What this task involves: Reproduce the records verbatim, beginning with the first line and stopping after the line that contains "x-tick-label: 390 — [925, 1409, 961, 1431]".

Task data:
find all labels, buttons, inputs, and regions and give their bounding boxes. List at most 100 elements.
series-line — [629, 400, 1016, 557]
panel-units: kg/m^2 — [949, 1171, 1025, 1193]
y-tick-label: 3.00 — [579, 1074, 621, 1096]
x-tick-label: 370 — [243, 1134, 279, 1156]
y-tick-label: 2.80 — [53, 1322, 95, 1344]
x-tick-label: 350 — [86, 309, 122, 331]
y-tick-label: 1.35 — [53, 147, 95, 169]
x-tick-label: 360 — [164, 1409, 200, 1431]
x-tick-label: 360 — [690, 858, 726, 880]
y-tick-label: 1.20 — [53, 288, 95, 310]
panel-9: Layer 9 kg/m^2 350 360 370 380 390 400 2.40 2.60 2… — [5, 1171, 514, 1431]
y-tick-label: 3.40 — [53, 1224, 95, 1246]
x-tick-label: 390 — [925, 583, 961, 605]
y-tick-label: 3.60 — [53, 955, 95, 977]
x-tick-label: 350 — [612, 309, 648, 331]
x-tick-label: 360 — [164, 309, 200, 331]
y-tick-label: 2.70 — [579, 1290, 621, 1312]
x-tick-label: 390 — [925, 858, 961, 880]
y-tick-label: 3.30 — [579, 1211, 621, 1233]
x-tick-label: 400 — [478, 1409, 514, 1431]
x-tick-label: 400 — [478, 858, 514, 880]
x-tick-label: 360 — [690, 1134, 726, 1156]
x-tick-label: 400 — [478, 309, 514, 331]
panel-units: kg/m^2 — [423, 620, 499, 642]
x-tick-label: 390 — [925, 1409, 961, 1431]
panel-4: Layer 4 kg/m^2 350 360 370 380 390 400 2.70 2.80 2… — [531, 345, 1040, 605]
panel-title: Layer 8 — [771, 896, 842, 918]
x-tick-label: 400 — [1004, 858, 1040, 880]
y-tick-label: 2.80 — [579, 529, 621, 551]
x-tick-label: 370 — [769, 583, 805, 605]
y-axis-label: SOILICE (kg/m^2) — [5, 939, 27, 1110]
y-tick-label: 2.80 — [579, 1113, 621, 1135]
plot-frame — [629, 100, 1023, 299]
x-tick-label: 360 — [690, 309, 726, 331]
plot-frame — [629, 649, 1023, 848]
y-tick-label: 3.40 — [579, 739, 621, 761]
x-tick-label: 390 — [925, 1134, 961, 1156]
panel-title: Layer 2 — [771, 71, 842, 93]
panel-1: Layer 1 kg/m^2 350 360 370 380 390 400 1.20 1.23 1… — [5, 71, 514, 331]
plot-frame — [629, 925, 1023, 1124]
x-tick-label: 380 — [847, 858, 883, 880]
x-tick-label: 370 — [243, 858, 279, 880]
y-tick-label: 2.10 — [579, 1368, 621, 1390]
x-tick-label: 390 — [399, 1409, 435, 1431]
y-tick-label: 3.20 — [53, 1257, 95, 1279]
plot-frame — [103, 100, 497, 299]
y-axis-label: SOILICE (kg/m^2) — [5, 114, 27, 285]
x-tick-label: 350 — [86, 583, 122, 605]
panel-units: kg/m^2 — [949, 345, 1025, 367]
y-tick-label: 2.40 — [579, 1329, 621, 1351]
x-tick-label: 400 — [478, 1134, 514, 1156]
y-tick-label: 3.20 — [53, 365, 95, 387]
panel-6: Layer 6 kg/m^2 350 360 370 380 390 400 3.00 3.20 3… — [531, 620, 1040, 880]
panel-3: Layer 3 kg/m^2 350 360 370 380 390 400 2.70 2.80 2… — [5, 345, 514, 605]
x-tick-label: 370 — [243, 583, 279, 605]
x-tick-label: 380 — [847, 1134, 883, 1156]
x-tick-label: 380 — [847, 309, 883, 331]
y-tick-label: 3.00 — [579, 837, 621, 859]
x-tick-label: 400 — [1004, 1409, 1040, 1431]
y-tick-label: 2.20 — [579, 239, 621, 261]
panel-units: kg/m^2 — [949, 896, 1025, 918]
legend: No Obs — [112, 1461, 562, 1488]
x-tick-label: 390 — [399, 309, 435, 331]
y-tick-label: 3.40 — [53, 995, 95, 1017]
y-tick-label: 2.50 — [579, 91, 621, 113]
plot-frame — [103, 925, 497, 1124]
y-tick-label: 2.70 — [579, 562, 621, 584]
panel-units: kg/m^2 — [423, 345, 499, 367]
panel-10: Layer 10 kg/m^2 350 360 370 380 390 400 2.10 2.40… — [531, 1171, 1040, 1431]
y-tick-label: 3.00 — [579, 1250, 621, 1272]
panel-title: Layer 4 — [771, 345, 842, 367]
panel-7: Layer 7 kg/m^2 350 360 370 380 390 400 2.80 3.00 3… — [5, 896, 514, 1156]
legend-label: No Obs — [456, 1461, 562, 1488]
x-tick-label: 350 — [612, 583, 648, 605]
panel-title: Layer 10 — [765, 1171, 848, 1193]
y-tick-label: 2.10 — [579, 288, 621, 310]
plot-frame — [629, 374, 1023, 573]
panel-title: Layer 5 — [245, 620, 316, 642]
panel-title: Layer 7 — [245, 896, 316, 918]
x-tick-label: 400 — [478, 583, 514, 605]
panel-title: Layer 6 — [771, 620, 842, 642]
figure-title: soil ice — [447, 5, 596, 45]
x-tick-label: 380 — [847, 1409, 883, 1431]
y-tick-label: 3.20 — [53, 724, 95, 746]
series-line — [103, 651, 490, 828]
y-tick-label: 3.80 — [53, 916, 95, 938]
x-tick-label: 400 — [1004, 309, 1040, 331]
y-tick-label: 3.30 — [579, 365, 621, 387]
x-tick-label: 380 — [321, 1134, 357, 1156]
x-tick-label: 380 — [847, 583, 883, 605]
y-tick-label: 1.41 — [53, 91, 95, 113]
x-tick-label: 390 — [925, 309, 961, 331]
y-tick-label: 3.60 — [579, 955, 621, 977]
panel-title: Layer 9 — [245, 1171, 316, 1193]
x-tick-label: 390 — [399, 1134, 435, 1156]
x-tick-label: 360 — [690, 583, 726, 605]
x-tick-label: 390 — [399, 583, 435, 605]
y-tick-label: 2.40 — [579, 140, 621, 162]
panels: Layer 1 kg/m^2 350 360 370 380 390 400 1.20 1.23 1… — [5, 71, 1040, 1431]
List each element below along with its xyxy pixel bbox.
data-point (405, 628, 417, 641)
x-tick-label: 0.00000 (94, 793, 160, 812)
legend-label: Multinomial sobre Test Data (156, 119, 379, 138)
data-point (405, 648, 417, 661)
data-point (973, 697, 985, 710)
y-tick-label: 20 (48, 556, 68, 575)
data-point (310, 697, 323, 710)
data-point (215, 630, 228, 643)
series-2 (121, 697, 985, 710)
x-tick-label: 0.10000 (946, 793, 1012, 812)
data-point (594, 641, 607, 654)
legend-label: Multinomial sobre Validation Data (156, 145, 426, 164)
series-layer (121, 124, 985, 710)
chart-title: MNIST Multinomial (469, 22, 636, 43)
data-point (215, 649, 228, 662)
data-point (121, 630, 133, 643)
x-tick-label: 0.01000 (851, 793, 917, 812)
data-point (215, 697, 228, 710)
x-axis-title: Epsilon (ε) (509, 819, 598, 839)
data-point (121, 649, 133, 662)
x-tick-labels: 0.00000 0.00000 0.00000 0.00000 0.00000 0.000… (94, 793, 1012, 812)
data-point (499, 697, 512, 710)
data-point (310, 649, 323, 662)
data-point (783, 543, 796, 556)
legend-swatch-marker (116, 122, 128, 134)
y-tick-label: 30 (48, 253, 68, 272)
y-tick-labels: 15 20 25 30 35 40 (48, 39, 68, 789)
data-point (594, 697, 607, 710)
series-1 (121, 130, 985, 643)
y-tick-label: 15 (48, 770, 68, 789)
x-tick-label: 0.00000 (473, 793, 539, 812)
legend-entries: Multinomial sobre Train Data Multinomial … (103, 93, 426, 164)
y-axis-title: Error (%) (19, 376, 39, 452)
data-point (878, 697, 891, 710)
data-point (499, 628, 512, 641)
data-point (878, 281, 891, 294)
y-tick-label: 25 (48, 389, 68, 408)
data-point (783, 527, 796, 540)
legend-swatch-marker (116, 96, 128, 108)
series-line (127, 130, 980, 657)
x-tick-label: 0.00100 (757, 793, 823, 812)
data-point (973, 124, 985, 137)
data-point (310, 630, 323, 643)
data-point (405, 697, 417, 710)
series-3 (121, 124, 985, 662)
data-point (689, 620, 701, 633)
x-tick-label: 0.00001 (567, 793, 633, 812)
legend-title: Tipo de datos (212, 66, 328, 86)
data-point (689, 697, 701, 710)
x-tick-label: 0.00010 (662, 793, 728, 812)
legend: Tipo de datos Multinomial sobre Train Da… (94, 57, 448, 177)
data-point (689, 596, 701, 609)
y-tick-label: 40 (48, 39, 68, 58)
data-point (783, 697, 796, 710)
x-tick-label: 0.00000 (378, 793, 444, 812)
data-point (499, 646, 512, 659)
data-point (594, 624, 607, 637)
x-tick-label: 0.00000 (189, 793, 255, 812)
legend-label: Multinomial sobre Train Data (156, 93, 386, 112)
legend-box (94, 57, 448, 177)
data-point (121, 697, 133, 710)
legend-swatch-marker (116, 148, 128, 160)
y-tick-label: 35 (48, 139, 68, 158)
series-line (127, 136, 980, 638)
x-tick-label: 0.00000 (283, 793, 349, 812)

Exercise output:
find all labels, buttons, inputs, and regions and give their bounding boxes. List at most 100 elements.
series-line — [629, 400, 1016, 557]
panel-units: kg/m^2 — [949, 1171, 1025, 1193]
y-tick-label: 3.00 — [579, 1074, 621, 1096]
x-tick-label: 370 — [243, 1134, 279, 1156]
y-tick-label: 2.80 — [53, 1322, 95, 1344]
x-tick-label: 350 — [86, 309, 122, 331]
y-tick-label: 1.35 — [53, 147, 95, 169]
x-tick-label: 360 — [164, 1409, 200, 1431]
x-tick-label: 360 — [690, 858, 726, 880]
y-tick-label: 1.20 — [53, 288, 95, 310]
panel-9: Layer 9 kg/m^2 350 360 370 380 390 400 2.40 2.60 2… — [5, 1171, 514, 1431]
y-tick-label: 3.40 — [53, 1224, 95, 1246]
x-tick-label: 390 — [925, 583, 961, 605]
y-tick-label: 3.60 — [53, 955, 95, 977]
x-tick-label: 350 — [612, 309, 648, 331]
x-tick-label: 360 — [164, 309, 200, 331]
y-tick-label: 2.70 — [579, 1290, 621, 1312]
x-tick-label: 390 — [925, 858, 961, 880]
y-tick-label: 3.30 — [579, 1211, 621, 1233]
x-tick-label: 400 — [478, 1409, 514, 1431]
x-tick-label: 400 — [478, 858, 514, 880]
x-tick-label: 360 — [690, 1134, 726, 1156]
x-tick-label: 400 — [478, 309, 514, 331]
panel-units: kg/m^2 — [423, 620, 499, 642]
x-tick-label: 390 — [925, 1409, 961, 1431]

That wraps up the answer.